* begin Material *
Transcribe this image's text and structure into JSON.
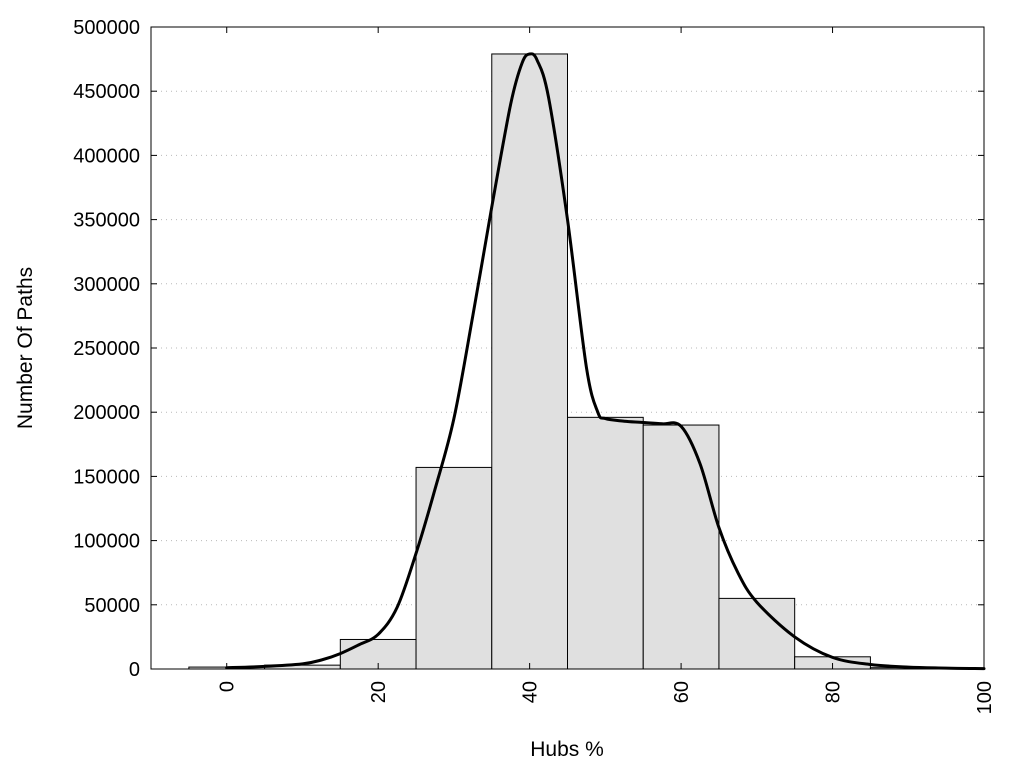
{
  "chart_data": {
    "type": "bar",
    "title": "",
    "xlabel": "Hubs %",
    "ylabel": "Number Of Paths",
    "xlim": [
      -10,
      100
    ],
    "ylim": [
      0,
      500000
    ],
    "x_ticks": [
      "0",
      "20",
      "40",
      "60",
      "80",
      "100"
    ],
    "x_tick_values": [
      0,
      20,
      40,
      60,
      80,
      100
    ],
    "y_ticks": [
      "0",
      "50000",
      "100000",
      "150000",
      "200000",
      "250000",
      "300000",
      "350000",
      "400000",
      "450000",
      "500000"
    ],
    "y_tick_values": [
      0,
      50000,
      100000,
      150000,
      200000,
      250000,
      300000,
      350000,
      400000,
      450000,
      500000
    ],
    "grid": "horizontal dotted",
    "bin_width": 10,
    "bins": [
      {
        "center": 0,
        "value": 1500
      },
      {
        "center": 10,
        "value": 3000
      },
      {
        "center": 20,
        "value": 23000
      },
      {
        "center": 30,
        "value": 157000
      },
      {
        "center": 40,
        "value": 479000
      },
      {
        "center": 50,
        "value": 196000
      },
      {
        "center": 60,
        "value": 190000
      },
      {
        "center": 70,
        "value": 55000
      },
      {
        "center": 80,
        "value": 9500
      },
      {
        "center": 90,
        "value": 1000
      }
    ],
    "curve": {
      "x": [
        0,
        5,
        10,
        12.5,
        15,
        17.5,
        20,
        22.5,
        25,
        27.5,
        30,
        32.5,
        35,
        37.5,
        39,
        40,
        41,
        42.5,
        45,
        47.5,
        49,
        50,
        52.5,
        55,
        57.5,
        60,
        62.5,
        65,
        67.5,
        70,
        75,
        80,
        85,
        90,
        95,
        100
      ],
      "y": [
        1000,
        2000,
        4000,
        7000,
        12000,
        19000,
        27000,
        48000,
        90000,
        140000,
        195000,
        275000,
        360000,
        440000,
        472000,
        479000,
        474000,
        445000,
        350000,
        235000,
        200000,
        195000,
        193000,
        192000,
        191000,
        189000,
        160000,
        110000,
        75000,
        52000,
        25000,
        9000,
        3500,
        1500,
        700,
        300
      ]
    },
    "colors": {
      "bar_fill": "#e0e0e0",
      "bar_stroke": "#000000",
      "curve": "#000000",
      "grid": "#b9b9b9"
    }
  }
}
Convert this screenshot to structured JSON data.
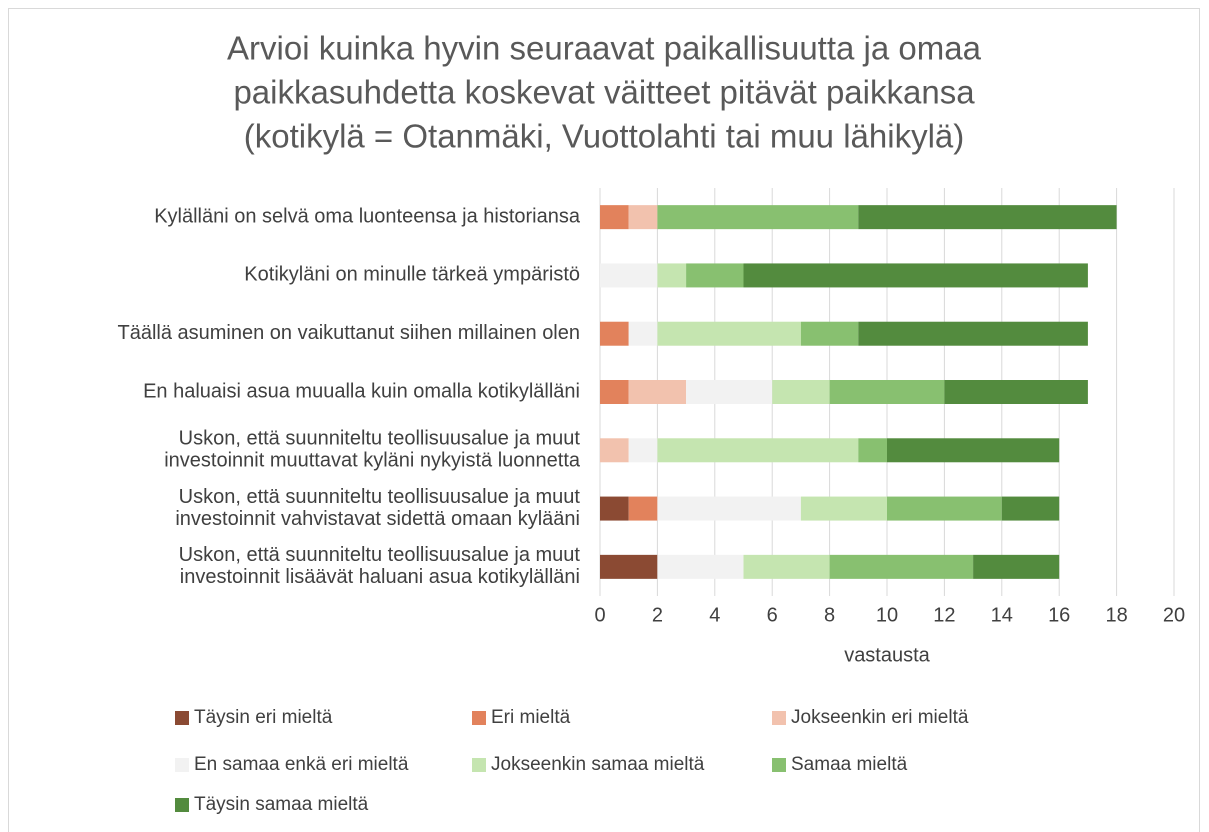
{
  "chart_data": {
    "type": "stacked-bar-horizontal",
    "title": [
      "Arvioi kuinka hyvin seuraavat paikallisuutta ja omaa",
      "paikkasuhdetta koskevat väitteet pitävät paikkansa",
      "(kotikylä = Otanmäki, Vuottolahti tai muu lähikylä)"
    ],
    "x_label": "vastausta",
    "categories": [
      [
        "Kylälläni on selvä oma luonteensa ja historiansa"
      ],
      [
        "Kotikyläni on minulle tärkeä ympäristö"
      ],
      [
        "Täällä asuminen on vaikuttanut siihen millainen olen"
      ],
      [
        "En haluaisi asua muualla kuin omalla kotikylälläni"
      ],
      [
        "Uskon, että suunniteltu teollisuusalue ja muut",
        "investoinnit muuttavat kyläni nykyistä luonnetta"
      ],
      [
        "Uskon, että suunniteltu teollisuusalue ja muut",
        "investoinnit vahvistavat sidettä omaan kylääni"
      ],
      [
        "Uskon, että suunniteltu teollisuusalue ja muut",
        "investoinnit lisäävät haluani asua kotikylälläni"
      ]
    ],
    "series": [
      {
        "name": "Täysin eri mieltä",
        "color": "#8b4a33",
        "values": [
          0,
          0,
          0,
          0,
          0,
          1,
          2
        ]
      },
      {
        "name": "Eri mieltä",
        "color": "#e2825c",
        "values": [
          1,
          0,
          1,
          1,
          0,
          1,
          0
        ]
      },
      {
        "name": "Jokseenkin eri mieltä",
        "color": "#f2c2ae",
        "values": [
          1,
          0,
          0,
          2,
          1,
          0,
          0
        ]
      },
      {
        "name": "En samaa enkä eri mieltä",
        "color": "#f2f2f2",
        "values": [
          0,
          2,
          1,
          3,
          1,
          5,
          3
        ]
      },
      {
        "name": "Jokseenkin samaa mieltä",
        "color": "#c5e5b0",
        "values": [
          0,
          1,
          5,
          2,
          7,
          3,
          3
        ]
      },
      {
        "name": "Samaa mieltä",
        "color": "#88c070",
        "values": [
          7,
          2,
          2,
          4,
          1,
          4,
          5
        ]
      },
      {
        "name": "Täysin samaa mieltä",
        "color": "#538b3e",
        "values": [
          9,
          12,
          8,
          5,
          6,
          2,
          3
        ]
      }
    ],
    "xlim": [
      0,
      20
    ],
    "xticks": [
      0,
      2,
      4,
      6,
      8,
      10,
      12,
      14,
      16,
      18,
      20
    ],
    "grid": true,
    "legend": "bottom"
  }
}
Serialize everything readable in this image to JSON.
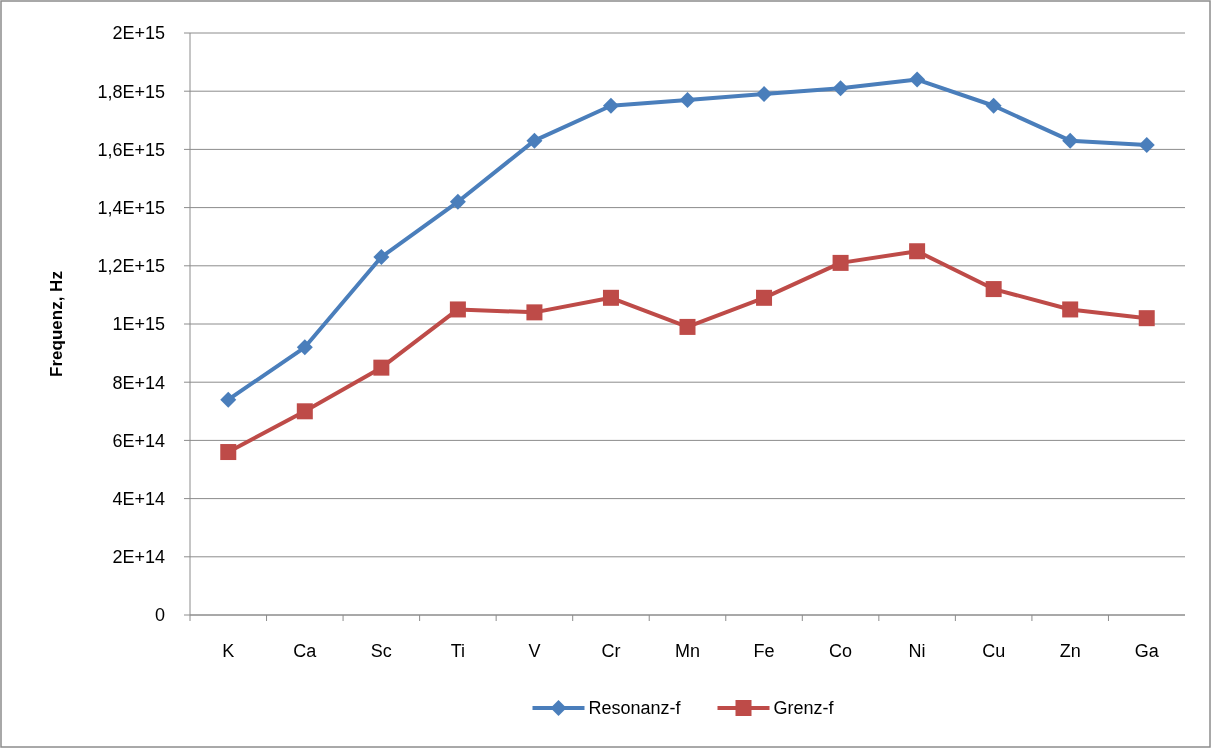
* end Material *
** Exercise aim **
Among the records above, find each line holding the string "investoinnit" and pull it out.

** Answer to the exercise **
        "investoinnit muuttavat kyläni nykyistä luonnetta"
        "investoinnit vahvistavat sidettä omaan kylääni"
        "investoinnit lisäävät haluani asua kotikylälläni"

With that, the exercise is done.